* Records:

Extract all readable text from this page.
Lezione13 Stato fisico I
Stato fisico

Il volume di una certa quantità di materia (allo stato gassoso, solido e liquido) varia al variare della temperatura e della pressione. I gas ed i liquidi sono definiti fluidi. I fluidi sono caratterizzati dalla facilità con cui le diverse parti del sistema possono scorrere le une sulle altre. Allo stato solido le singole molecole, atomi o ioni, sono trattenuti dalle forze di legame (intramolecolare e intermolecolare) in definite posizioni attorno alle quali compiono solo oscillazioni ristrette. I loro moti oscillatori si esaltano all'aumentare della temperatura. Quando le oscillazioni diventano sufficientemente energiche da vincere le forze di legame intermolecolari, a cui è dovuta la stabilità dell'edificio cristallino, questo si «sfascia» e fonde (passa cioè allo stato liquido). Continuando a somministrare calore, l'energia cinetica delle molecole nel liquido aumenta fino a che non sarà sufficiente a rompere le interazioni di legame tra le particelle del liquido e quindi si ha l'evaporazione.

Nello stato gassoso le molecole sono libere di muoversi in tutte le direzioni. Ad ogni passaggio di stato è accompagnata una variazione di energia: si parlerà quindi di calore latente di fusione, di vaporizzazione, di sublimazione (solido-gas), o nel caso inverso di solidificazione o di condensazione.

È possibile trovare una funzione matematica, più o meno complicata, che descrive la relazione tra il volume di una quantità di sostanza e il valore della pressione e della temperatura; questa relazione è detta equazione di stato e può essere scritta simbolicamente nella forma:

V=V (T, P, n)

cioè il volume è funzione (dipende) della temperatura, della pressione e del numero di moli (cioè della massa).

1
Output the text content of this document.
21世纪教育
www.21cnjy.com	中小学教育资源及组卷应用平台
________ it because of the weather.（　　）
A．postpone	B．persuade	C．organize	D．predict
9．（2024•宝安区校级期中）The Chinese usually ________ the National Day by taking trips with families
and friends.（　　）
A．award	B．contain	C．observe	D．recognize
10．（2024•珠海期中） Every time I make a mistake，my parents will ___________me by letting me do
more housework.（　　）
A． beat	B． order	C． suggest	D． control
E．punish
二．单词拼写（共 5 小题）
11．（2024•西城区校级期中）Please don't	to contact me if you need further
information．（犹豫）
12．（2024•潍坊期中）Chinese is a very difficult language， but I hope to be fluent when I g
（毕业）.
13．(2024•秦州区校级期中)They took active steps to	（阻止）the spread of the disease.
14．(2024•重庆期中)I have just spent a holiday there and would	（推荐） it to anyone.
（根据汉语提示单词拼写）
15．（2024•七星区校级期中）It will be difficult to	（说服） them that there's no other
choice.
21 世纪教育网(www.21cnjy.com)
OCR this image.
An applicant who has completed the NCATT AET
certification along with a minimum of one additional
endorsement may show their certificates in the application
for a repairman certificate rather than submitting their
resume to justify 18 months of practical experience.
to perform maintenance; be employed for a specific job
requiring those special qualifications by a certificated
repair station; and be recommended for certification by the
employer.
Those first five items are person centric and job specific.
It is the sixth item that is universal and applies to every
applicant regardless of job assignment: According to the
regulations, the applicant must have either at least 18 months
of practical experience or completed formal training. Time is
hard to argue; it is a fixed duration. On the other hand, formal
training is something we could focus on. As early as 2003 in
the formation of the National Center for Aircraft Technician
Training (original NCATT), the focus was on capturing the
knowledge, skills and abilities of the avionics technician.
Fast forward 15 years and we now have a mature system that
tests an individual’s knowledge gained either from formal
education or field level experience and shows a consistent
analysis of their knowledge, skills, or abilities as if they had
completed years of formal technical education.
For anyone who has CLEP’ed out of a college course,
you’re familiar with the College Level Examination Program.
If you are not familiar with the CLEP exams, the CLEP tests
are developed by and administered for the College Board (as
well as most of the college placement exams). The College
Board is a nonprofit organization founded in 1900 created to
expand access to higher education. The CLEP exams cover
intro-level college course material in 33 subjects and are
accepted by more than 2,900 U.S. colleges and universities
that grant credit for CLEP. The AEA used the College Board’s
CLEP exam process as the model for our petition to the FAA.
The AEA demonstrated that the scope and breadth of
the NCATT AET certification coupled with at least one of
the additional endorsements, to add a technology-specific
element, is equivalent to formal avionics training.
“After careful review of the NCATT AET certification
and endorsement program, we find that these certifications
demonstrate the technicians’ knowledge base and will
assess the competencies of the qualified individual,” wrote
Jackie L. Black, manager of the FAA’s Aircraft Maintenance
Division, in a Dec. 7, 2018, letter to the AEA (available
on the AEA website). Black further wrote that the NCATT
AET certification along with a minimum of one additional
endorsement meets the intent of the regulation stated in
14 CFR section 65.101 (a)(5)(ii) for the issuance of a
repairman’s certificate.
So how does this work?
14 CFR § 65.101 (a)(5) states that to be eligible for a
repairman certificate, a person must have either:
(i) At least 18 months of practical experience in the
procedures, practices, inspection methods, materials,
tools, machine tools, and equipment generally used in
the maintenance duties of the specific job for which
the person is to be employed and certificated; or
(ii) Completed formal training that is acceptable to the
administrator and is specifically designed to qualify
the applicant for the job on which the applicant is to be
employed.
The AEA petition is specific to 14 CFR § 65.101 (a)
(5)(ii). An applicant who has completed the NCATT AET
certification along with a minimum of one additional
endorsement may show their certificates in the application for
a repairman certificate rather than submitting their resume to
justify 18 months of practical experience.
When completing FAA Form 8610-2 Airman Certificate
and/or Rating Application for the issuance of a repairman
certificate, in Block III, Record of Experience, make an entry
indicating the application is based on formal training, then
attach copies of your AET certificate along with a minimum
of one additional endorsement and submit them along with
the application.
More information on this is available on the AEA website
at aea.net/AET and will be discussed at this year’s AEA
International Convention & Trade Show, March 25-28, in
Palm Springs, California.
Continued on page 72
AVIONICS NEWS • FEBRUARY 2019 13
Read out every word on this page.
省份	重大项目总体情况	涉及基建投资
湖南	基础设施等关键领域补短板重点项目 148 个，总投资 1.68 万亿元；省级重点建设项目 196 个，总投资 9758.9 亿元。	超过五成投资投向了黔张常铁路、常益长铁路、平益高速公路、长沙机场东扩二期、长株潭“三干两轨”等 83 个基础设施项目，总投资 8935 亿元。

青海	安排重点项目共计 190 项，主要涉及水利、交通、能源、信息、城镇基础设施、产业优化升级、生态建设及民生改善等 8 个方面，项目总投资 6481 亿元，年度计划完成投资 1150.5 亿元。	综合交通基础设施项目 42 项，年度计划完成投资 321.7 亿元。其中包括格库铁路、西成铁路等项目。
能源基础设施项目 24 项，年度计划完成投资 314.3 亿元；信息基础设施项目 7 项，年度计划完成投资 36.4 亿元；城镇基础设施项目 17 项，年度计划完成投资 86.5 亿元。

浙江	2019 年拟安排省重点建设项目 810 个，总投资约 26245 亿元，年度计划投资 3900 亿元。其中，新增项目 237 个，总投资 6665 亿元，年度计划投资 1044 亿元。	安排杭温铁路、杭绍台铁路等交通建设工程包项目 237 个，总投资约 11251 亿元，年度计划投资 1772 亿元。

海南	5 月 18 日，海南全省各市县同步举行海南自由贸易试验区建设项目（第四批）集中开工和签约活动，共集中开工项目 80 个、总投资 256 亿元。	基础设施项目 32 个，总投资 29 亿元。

* Written request:
Write out every record shown above, word for word.

* The answer:
Extract all readable text from this page.
Lezione13 Stato fisico I
Stato fisico

Il volume di una certa quantità di materia (allo stato gassoso, solido e liquido) varia al variare della temperatura e della pressione. I gas ed i liquidi sono definiti fluidi. I fluidi sono caratterizzati dalla facilità con cui le diverse parti del sistema possono scorrere le une sulle altre. Allo stato solido le singole molecole, atomi o ioni, sono trattenuti dalle forze di legame (intramolecolare e intermolecolare) in definite posizioni attorno alle quali compiono solo oscillazioni ristrette. I loro moti oscillatori si esaltano all'aumentare della temperatura. Quando le oscillazioni diventano sufficientemente energiche da vincere le forze di legame intermolecolari, a cui è dovuta la stabilità dell'edificio cristallino, questo si «sfascia» e fonde (passa cioè allo stato liquido). Continuando a somministrare calore, l'energia cinetica delle molecole nel liquido aumenta fino a che non sarà sufficiente a rompere le interazioni di legame tra le particelle del liquido e quindi si ha l'evaporazione.

Nello stato gassoso le molecole sono libere di muoversi in tutte le direzioni. Ad ogni passaggio di stato è accompagnata una variazione di energia: si parlerà quindi di calore latente di fusione, di vaporizzazione, di sublimazione (solido-gas), o nel caso inverso di solidificazione o di condensazione.

È possibile trovare una funzione matematica, più o meno complicata, che descrive la relazione tra il volume di una quantità di sostanza e il valore della pressione e della temperatura; questa relazione è detta equazione di stato e può essere scritta simbolicamente nella forma:

V=V (T, P, n)

cioè il volume è funzione (dipende) della temperatura, della pressione e del numero di moli (cioè della massa).

1
Output the text content of this document.
21世纪教育
www.21cnjy.com	中小学教育资源及组卷应用平台
________ it because of the weather.（　　）
A．postpone	B．persuade	C．organize	D．predict
9．（2024•宝安区校级期中）The Chinese usually ________ the National Day by taking trips with families
and friends.（　　）
A．award	B．contain	C．observe	D．recognize
10．（2024•珠海期中） Every time I make a mistake，my parents will ___________me by letting me do
more housework.（　　）
A． beat	B． order	C． suggest	D． control
E．punish
二．单词拼写（共 5 小题）
11．（2024•西城区校级期中）Please don't	to contact me if you need further
information．（犹豫）
12．（2024•潍坊期中）Chinese is a very difficult language， but I hope to be fluent when I g
（毕业）.
13．(2024•秦州区校级期中)They took active steps to	（阻止）the spread of the disease.
14．(2024•重庆期中)I have just spent a holiday there and would	（推荐） it to anyone.
（根据汉语提示单词拼写）
15．（2024•七星区校级期中）It will be difficult to	（说服） them that there's no other
choice.
21 世纪教育网(www.21cnjy.com)
OCR this image.
An applicant who has completed the NCATT AET
certification along with a minimum of one additional
endorsement may show their certificates in the application
for a repairman certificate rather than submitting their
resume to justify 18 months of practical experience.
to perform maintenance; be employed for a specific job
requiring those special qualifications by a certificated
repair station; and be recommended for certification by the
employer.
Those first five items are person centric and job specific.
It is the sixth item that is universal and applies to every
applicant regardless of job assignment: According to the
regulations, the applicant must have either at least 18 months
of practical experience or completed formal training. Time is
hard to argue; it is a fixed duration. On the other hand, formal
training is something we could focus on. As early as 2003 in
the formation of the National Center for Aircraft Technician
Training (original NCATT), the focus was on capturing the
knowledge, skills and abilities of the avionics technician.
Fast forward 15 years and we now have a mature system that
tests an individual’s knowledge gained either from formal
education or field level experience and shows a consistent
analysis of their knowledge, skills, or abilities as if they had
completed years of formal technical education.
For anyone who has CLEP’ed out of a college course,
you’re familiar with the College Level Examination Program.
If you are not familiar with the CLEP exams, the CLEP tests
are developed by and administered for the College Board (as
well as most of the college placement exams). The College
Board is a nonprofit organization founded in 1900 created to
expand access to higher education. The CLEP exams cover
intro-level college course material in 33 subjects and are
accepted by more than 2,900 U.S. colleges and universities
that grant credit for CLEP. The AEA used the College Board’s
CLEP exam process as the model for our petition to the FAA.
The AEA demonstrated that the scope and breadth of
the NCATT AET certification coupled with at least one of
the additional endorsements, to add a technology-specific
element, is equivalent to formal avionics training.
“After careful review of the NCATT AET certification
and endorsement program, we find that these certifications
demonstrate the technicians’ knowledge base and will
assess the competencies of the qualified individual,” wrote
Jackie L. Black, manager of the FAA’s Aircraft Maintenance
Division, in a Dec. 7, 2018, letter to the AEA (available
on the AEA website). Black further wrote that the NCATT
AET certification along with a minimum of one additional
endorsement meets the intent of the regulation stated in
14 CFR section 65.101 (a)(5)(ii) for the issuance of a
repairman’s certificate.
So how does this work?
14 CFR § 65.101 (a)(5) states that to be eligible for a
repairman certificate, a person must have either:
(i) At least 18 months of practical experience in the
procedures, practices, inspection methods, materials,
tools, machine tools, and equipment generally used in
the maintenance duties of the specific job for which
the person is to be employed and certificated; or
(ii) Completed formal training that is acceptable to the
administrator and is specifically designed to qualify
the applicant for the job on which the applicant is to be
employed.
The AEA petition is specific to 14 CFR § 65.101 (a)
(5)(ii). An applicant who has completed the NCATT AET
certification along with a minimum of one additional
endorsement may show their certificates in the application for
a repairman certificate rather than submitting their resume to
justify 18 months of practical experience.
When completing FAA Form 8610-2 Airman Certificate
and/or Rating Application for the issuance of a repairman
certificate, in Block III, Record of Experience, make an entry
indicating the application is based on formal training, then
attach copies of your AET certificate along with a minimum
of one additional endorsement and submit them along with
the application.
More information on this is available on the AEA website
at aea.net/AET and will be discussed at this year’s AEA
International Convention & Trade Show, March 25-28, in
Palm Springs, California.
Continued on page 72
AVIONICS NEWS • FEBRUARY 2019 13
Read out every word on this page.
省份	重大项目总体情况	涉及基建投资
湖南	基础设施等关键领域补短板重点项目 148 个，总投资 1.68 万亿元；省级重点建设项目 196 个，总投资 9758.9 亿元。	超过五成投资投向了黔张常铁路、常益长铁路、平益高速公路、长沙机场东扩二期、长株潭“三干两轨”等 83 个基础设施项目，总投资 8935 亿元。

青海	安排重点项目共计 190 项，主要涉及水利、交通、能源、信息、城镇基础设施、产业优化升级、生态建设及民生改善等 8 个方面，项目总投资 6481 亿元，年度计划完成投资 1150.5 亿元。	综合交通基础设施项目 42 项，年度计划完成投资 321.7 亿元。其中包括格库铁路、西成铁路等项目。
能源基础设施项目 24 项，年度计划完成投资 314.3 亿元；信息基础设施项目 7 项，年度计划完成投资 36.4 亿元；城镇基础设施项目 17 项，年度计划完成投资 86.5 亿元。

浙江	2019 年拟安排省重点建设项目 810 个，总投资约 26245 亿元，年度计划投资 3900 亿元。其中，新增项目 237 个，总投资 6665 亿元，年度计划投资 1044 亿元。	安排杭温铁路、杭绍台铁路等交通建设工程包项目 237 个，总投资约 11251 亿元，年度计划投资 1772 亿元。

海南	5 月 18 日，海南全省各市县同步举行海南自由贸易试验区建设项目（第四批）集中开工和签约活动，共集中开工项目 80 个、总投资 256 亿元。	基础设施项目 32 个，总投资 29 亿元。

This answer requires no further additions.